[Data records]
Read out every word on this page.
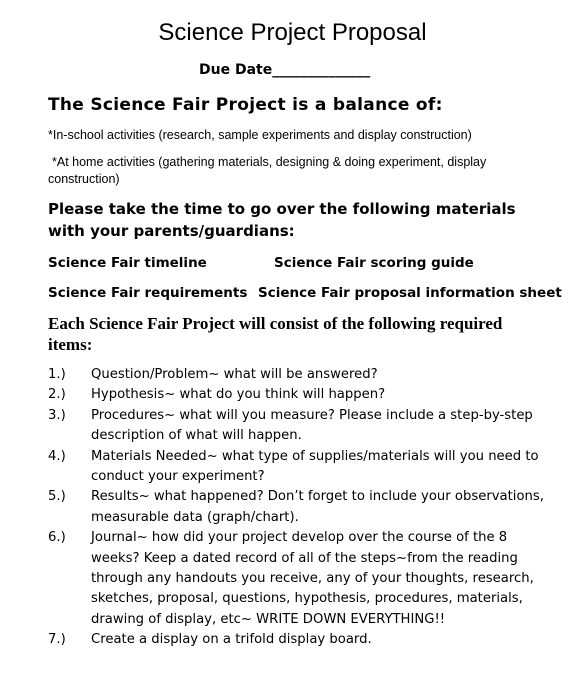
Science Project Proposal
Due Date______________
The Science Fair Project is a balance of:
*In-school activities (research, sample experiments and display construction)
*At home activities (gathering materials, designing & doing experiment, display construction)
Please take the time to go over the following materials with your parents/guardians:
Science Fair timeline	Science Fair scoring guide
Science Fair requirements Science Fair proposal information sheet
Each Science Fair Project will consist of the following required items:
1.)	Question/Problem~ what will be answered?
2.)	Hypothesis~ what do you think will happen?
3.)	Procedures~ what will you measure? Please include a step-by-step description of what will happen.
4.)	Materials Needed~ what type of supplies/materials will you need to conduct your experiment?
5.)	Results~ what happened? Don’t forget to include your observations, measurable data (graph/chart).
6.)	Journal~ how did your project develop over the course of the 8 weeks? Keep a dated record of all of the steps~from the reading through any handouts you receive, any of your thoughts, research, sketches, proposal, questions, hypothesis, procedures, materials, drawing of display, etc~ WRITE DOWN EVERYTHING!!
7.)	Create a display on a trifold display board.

=== Your task ===
From the data above, copy out every line with the string "research" in it.

=== Written response ===
*In-school activities (research, sample experiments and display construction)
6.)	Journal~ how did your project develop over the course of the 8 weeks? Keep a dated record of all of the steps~from the reading through any handouts you receive, any of your thoughts, research, sketches, proposal, questions, hypothesis, procedures, materials, drawing of display, etc~ WRITE DOWN EVERYTHING!!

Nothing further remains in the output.